### What needs to be done
Pull out every line with the word "into".

### Supplied information

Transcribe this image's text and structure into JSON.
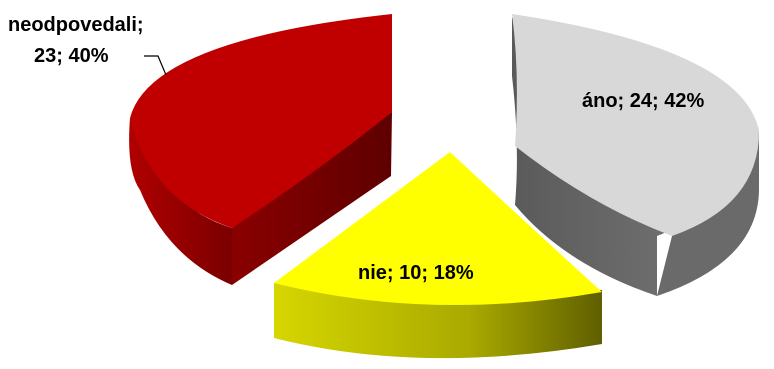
{
  "chart_data": {
    "type": "pie",
    "variant": "3d-exploded",
    "title": "",
    "slices": [
      {
        "name": "áno",
        "value": 24,
        "percent": 42,
        "label": "áno; 24; 42%",
        "color": "#d8d8d8",
        "side_color": "#6e6e6e"
      },
      {
        "name": "nie",
        "value": 10,
        "percent": 18,
        "label": "nie; 10; 18%",
        "color": "#ffff00",
        "side_color": "#8a8a00"
      },
      {
        "name": "neodpovedali",
        "value": 23,
        "percent": 40,
        "label_lines": [
          "neodpovedali;",
          "23; 40%"
        ],
        "color": "#c00000",
        "side_color": "#7a0000"
      }
    ]
  }
}
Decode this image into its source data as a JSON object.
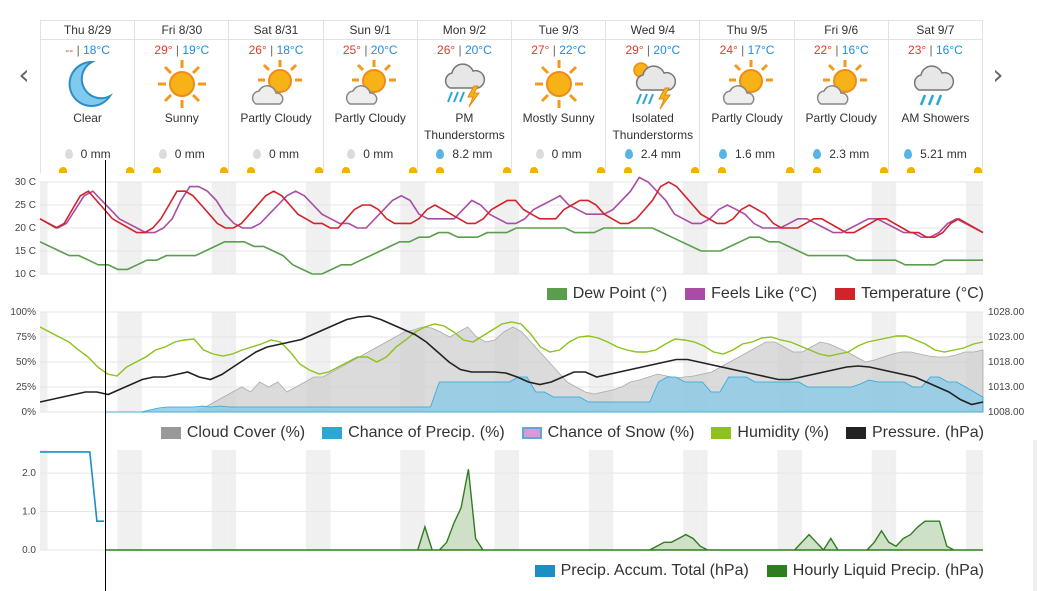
{
  "nav": {
    "prev": "‹",
    "next": "›"
  },
  "days": [
    {
      "name": "Thu 8/29",
      "hi": "--",
      "lo": "18°C",
      "icon": "moon-icon",
      "cond": "Clear",
      "precip": "0 mm",
      "wet": false
    },
    {
      "name": "Fri 8/30",
      "hi": "29°",
      "lo": "19°C",
      "icon": "sun-icon",
      "cond": "Sunny",
      "precip": "0 mm",
      "wet": false
    },
    {
      "name": "Sat 8/31",
      "hi": "26°",
      "lo": "18°C",
      "icon": "partly-cloudy-icon",
      "cond": "Partly Cloudy",
      "precip": "0 mm",
      "wet": false
    },
    {
      "name": "Sun 9/1",
      "hi": "25°",
      "lo": "20°C",
      "icon": "partly-cloudy-icon",
      "cond": "Partly Cloudy",
      "precip": "0 mm",
      "wet": false
    },
    {
      "name": "Mon 9/2",
      "hi": "26°",
      "lo": "20°C",
      "icon": "thunderstorm-icon",
      "cond": "PM Thunderstorms",
      "precip": "8.2 mm",
      "wet": true
    },
    {
      "name": "Tue 9/3",
      "hi": "27°",
      "lo": "22°C",
      "icon": "sun-icon",
      "cond": "Mostly Sunny",
      "precip": "0 mm",
      "wet": false
    },
    {
      "name": "Wed 9/4",
      "hi": "29°",
      "lo": "20°C",
      "icon": "isolated-thunderstorm-icon",
      "cond": "Isolated Thunderstorms",
      "precip": "2.4 mm",
      "wet": true
    },
    {
      "name": "Thu 9/5",
      "hi": "24°",
      "lo": "17°C",
      "icon": "partly-cloudy-icon",
      "cond": "Partly Cloudy",
      "precip": "1.6 mm",
      "wet": true
    },
    {
      "name": "Fri 9/6",
      "hi": "22°",
      "lo": "16°C",
      "icon": "partly-cloudy-icon",
      "cond": "Partly Cloudy",
      "precip": "2.3 mm",
      "wet": true
    },
    {
      "name": "Sat 9/7",
      "hi": "23°",
      "lo": "16°C",
      "icon": "showers-icon",
      "cond": "AM Showers",
      "precip": "5.21 mm",
      "wet": true
    }
  ],
  "colors": {
    "temp": "#d2232a",
    "feels": "#a94ca6",
    "dew": "#5a9e4d",
    "cloud": "#999999",
    "pop": "#2ba7d6",
    "snow": "#d79ad2",
    "humidity": "#8cc21a",
    "pressure": "#222222",
    "accum": "#1a8fc4",
    "hourly": "#2f7d1e"
  },
  "legends": {
    "temp": [
      "Dew Point (°)",
      "Feels Like (°C)",
      "Temperature (°C)"
    ],
    "atmo": [
      "Cloud Cover (%)",
      "Chance of Precip. (%)",
      "Chance of Snow (%)",
      "Humidity (%)",
      "Pressure. (hPa)"
    ],
    "precip": [
      "Precip. Accum. Total (hPa)",
      "Hourly Liquid Precip. (hPa)"
    ]
  },
  "chart_data": [
    {
      "type": "line",
      "ylabels": [
        "30 C",
        "25 C",
        "20 C",
        "15 C",
        "10 C"
      ],
      "ylim": [
        10,
        30
      ],
      "x_start": "Thu 8/29",
      "x_end": "Sat 9/7",
      "series": [
        {
          "name": "Temperature (°C)",
          "values": [
            22,
            21,
            20,
            21,
            24,
            27,
            28,
            26,
            24,
            22,
            21,
            20,
            19,
            19,
            20,
            22,
            25,
            28,
            28,
            27,
            25,
            23,
            21,
            20,
            20,
            21,
            23,
            25,
            27,
            28,
            27,
            25,
            23,
            22,
            21,
            21,
            20,
            20,
            22,
            24,
            25,
            25,
            24,
            22,
            21,
            21,
            21,
            22,
            24,
            25,
            24,
            23,
            22,
            21,
            21,
            22,
            24,
            25,
            26,
            26,
            24,
            23,
            22,
            22,
            22,
            24,
            25,
            26,
            26,
            25,
            23,
            22,
            21,
            21,
            22,
            24,
            26,
            29,
            30,
            29,
            27,
            25,
            23,
            22,
            21,
            21,
            22,
            24,
            25,
            24,
            23,
            21,
            20,
            20,
            20,
            21,
            22,
            22,
            21,
            20,
            19,
            19,
            20,
            21,
            22,
            22,
            21,
            20,
            19,
            19,
            18,
            18,
            19,
            21,
            22,
            21,
            20,
            19
          ]
        },
        {
          "name": "Feels Like (°C)",
          "values": [
            22,
            21,
            20,
            21,
            24,
            27,
            28,
            26,
            24,
            22,
            21,
            20,
            19,
            19,
            20,
            22,
            26,
            29,
            29,
            28,
            26,
            23,
            21,
            20,
            20,
            21,
            23,
            25,
            27,
            28,
            27,
            25,
            23,
            22,
            21,
            21,
            20,
            20,
            22,
            24,
            26,
            27,
            26,
            23,
            22,
            22,
            22,
            22,
            24,
            26,
            25,
            23,
            22,
            21,
            21,
            22,
            24,
            25,
            26,
            27,
            25,
            24,
            23,
            23,
            23,
            24,
            26,
            28,
            31,
            30,
            28,
            26,
            23,
            22,
            21,
            21,
            22,
            24,
            25,
            24,
            23,
            21,
            20,
            20,
            20,
            21,
            22,
            22,
            21,
            20,
            19,
            19,
            20,
            21,
            22,
            22,
            21,
            20,
            19,
            19,
            18,
            18,
            19,
            21,
            22,
            21,
            20,
            19
          ]
        },
        {
          "name": "Dew Point (°)",
          "values": [
            17,
            16,
            15,
            14,
            14,
            13,
            12,
            12,
            11,
            11,
            12,
            13,
            13,
            14,
            14,
            14,
            14,
            15,
            16,
            17,
            17,
            17,
            16,
            16,
            15,
            14,
            12,
            11,
            10,
            10,
            11,
            12,
            12,
            13,
            14,
            15,
            16,
            17,
            17,
            18,
            18,
            19,
            19,
            18,
            18,
            18,
            19,
            19,
            19,
            20,
            20,
            20,
            20,
            20,
            20,
            19,
            19,
            19,
            20,
            20,
            20,
            20,
            20,
            20,
            19,
            18,
            17,
            16,
            15,
            15,
            15,
            16,
            17,
            18,
            18,
            17,
            17,
            16,
            15,
            14,
            14,
            14,
            14,
            14,
            13,
            13,
            13,
            13,
            13,
            12,
            12,
            12,
            12,
            13,
            13,
            13,
            13,
            13
          ]
        }
      ]
    },
    {
      "type": "area",
      "ylabels_left": [
        "100%",
        "75%",
        "50%",
        "25%",
        "0%"
      ],
      "ylabels_right": [
        "1028.00",
        "1023.00",
        "1018.00",
        "1013.00",
        "1008.00"
      ],
      "series": [
        {
          "name": "Cloud Cover (%)",
          "values": [
            0,
            0,
            0,
            0,
            0,
            0,
            0,
            0,
            0,
            0,
            0,
            5,
            10,
            15,
            20,
            25,
            20,
            30,
            25,
            30,
            20,
            25,
            30,
            35,
            35,
            40,
            45,
            50,
            55,
            60,
            65,
            70,
            75,
            80,
            82,
            85,
            84,
            80,
            75,
            80,
            85,
            75,
            70,
            72,
            80,
            85,
            80,
            70,
            60,
            50,
            40,
            30,
            25,
            20,
            18,
            20,
            22,
            25,
            30,
            32,
            35,
            38,
            36,
            34,
            35,
            36,
            38,
            40,
            45,
            50,
            55,
            60,
            65,
            70,
            70,
            65,
            60,
            60,
            65,
            70,
            68,
            64,
            60,
            55,
            50,
            52,
            55,
            58,
            60,
            60,
            58,
            56,
            55,
            55,
            57,
            60,
            60,
            62
          ]
        },
        {
          "name": "Chance of Precip. (%)",
          "values": [
            0,
            0,
            0,
            0,
            0,
            2,
            4,
            5,
            5,
            5,
            5,
            6,
            5,
            6,
            5,
            5,
            5,
            5,
            5,
            5,
            5,
            5,
            5,
            5,
            5,
            5,
            5,
            5,
            5,
            5,
            5,
            5,
            5,
            5,
            5,
            5,
            5,
            5,
            30,
            30,
            30,
            30,
            30,
            30,
            30,
            30,
            30,
            35,
            35,
            20,
            20,
            15,
            15,
            15,
            15,
            10,
            10,
            10,
            10,
            10,
            10,
            10,
            10,
            30,
            35,
            35,
            30,
            30,
            30,
            20,
            20,
            35,
            35,
            35,
            30,
            30,
            30,
            30,
            30,
            30,
            25,
            25,
            25,
            25,
            25,
            25,
            28,
            32,
            30,
            30,
            30,
            30,
            25,
            25,
            35,
            35,
            30,
            30,
            25,
            20,
            15
          ]
        },
        {
          "name": "Humidity (%)",
          "values": [
            85,
            80,
            75,
            70,
            62,
            55,
            45,
            38,
            36,
            45,
            50,
            55,
            62,
            65,
            70,
            72,
            73,
            62,
            58,
            56,
            58,
            62,
            65,
            68,
            72,
            70,
            60,
            48,
            42,
            38,
            40,
            45,
            50,
            55,
            55,
            50,
            55,
            65,
            72,
            80,
            85,
            88,
            86,
            80,
            72,
            70,
            76,
            82,
            88,
            90,
            88,
            78,
            65,
            60,
            62,
            70,
            75,
            76,
            74,
            70,
            65,
            62,
            60,
            60,
            62,
            68,
            73,
            72,
            70,
            66,
            60,
            58,
            62,
            68,
            70,
            74,
            75,
            72,
            70,
            66,
            62,
            58,
            56,
            58,
            60,
            66,
            70,
            72,
            74,
            76,
            76,
            72,
            68,
            62,
            60,
            62,
            64,
            68,
            70
          ]
        },
        {
          "name": "Pressure. (hPa)",
          "values": [
            1010,
            1010.5,
            1011,
            1011.5,
            1012,
            1012,
            1011.5,
            1012.5,
            1013.5,
            1014.5,
            1015,
            1015,
            1015.5,
            1016,
            1015,
            1014.5,
            1015.5,
            1017,
            1018.5,
            1020,
            1021,
            1021.5,
            1022,
            1022.5,
            1023.5,
            1024.5,
            1025.5,
            1026.5,
            1027,
            1027.2,
            1026.5,
            1025.5,
            1024.5,
            1023.5,
            1022,
            1020,
            1018,
            1016.5,
            1016,
            1016,
            1016,
            1015.8,
            1015,
            1014,
            1013.5,
            1014,
            1015,
            1016,
            1016,
            1015,
            1015.5,
            1016,
            1016.5,
            1017,
            1017.5,
            1018,
            1018.5,
            1018.5,
            1018,
            1017.5,
            1017,
            1016.5,
            1016,
            1015.5,
            1015,
            1014.5,
            1014.5,
            1015,
            1015.5,
            1016,
            1016.5,
            1017,
            1017.2,
            1017,
            1016.5,
            1016,
            1015.5,
            1015,
            1014,
            1013,
            1012,
            1010.5,
            1009.5,
            1010
          ]
        }
      ]
    },
    {
      "type": "area",
      "ylabels": [
        "2.0",
        "1.0",
        "0.0"
      ],
      "ylim": [
        0,
        2.6
      ],
      "series": [
        {
          "name": "Precip. Accum. Total (hPa)",
          "values": [
            2.55,
            2.55,
            2.55,
            2.55,
            2.55,
            2.55,
            2.55,
            2.55,
            0.75,
            0.75
          ]
        },
        {
          "name": "Hourly Liquid Precip. (hPa)",
          "values": [
            0,
            0,
            0,
            0,
            0,
            0,
            0,
            0,
            0,
            0,
            0,
            0,
            0,
            0,
            0,
            0,
            0,
            0,
            0,
            0,
            0,
            0,
            0,
            0,
            0,
            0,
            0,
            0,
            0,
            0,
            0,
            0,
            0,
            0,
            0,
            0,
            0,
            0,
            0,
            0,
            0,
            0,
            0,
            0,
            0.6,
            0,
            0,
            0.2,
            0.7,
            1.1,
            2.1,
            0.3,
            0,
            0,
            0,
            0,
            0,
            0,
            0,
            0,
            0,
            0,
            0,
            0,
            0,
            0,
            0,
            0,
            0,
            0,
            0,
            0,
            0,
            0,
            0,
            0,
            0.1,
            0.2,
            0.2,
            0.3,
            0.4,
            0.3,
            0.1,
            0,
            0,
            0,
            0,
            0,
            0,
            0,
            0,
            0,
            0,
            0,
            0,
            0,
            0.2,
            0.4,
            0.2,
            0,
            0.3,
            0,
            0,
            0,
            0,
            0,
            0.2,
            0.5,
            0.2,
            0.1,
            0.3,
            0.4,
            0.6,
            0.75,
            0.75,
            0.75,
            0.1,
            0,
            0,
            0,
            0,
            0
          ]
        }
      ]
    }
  ]
}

### Answer in full
Transcribe this image's text and structure into JSON.
Decode this image into its source data as a JSON object.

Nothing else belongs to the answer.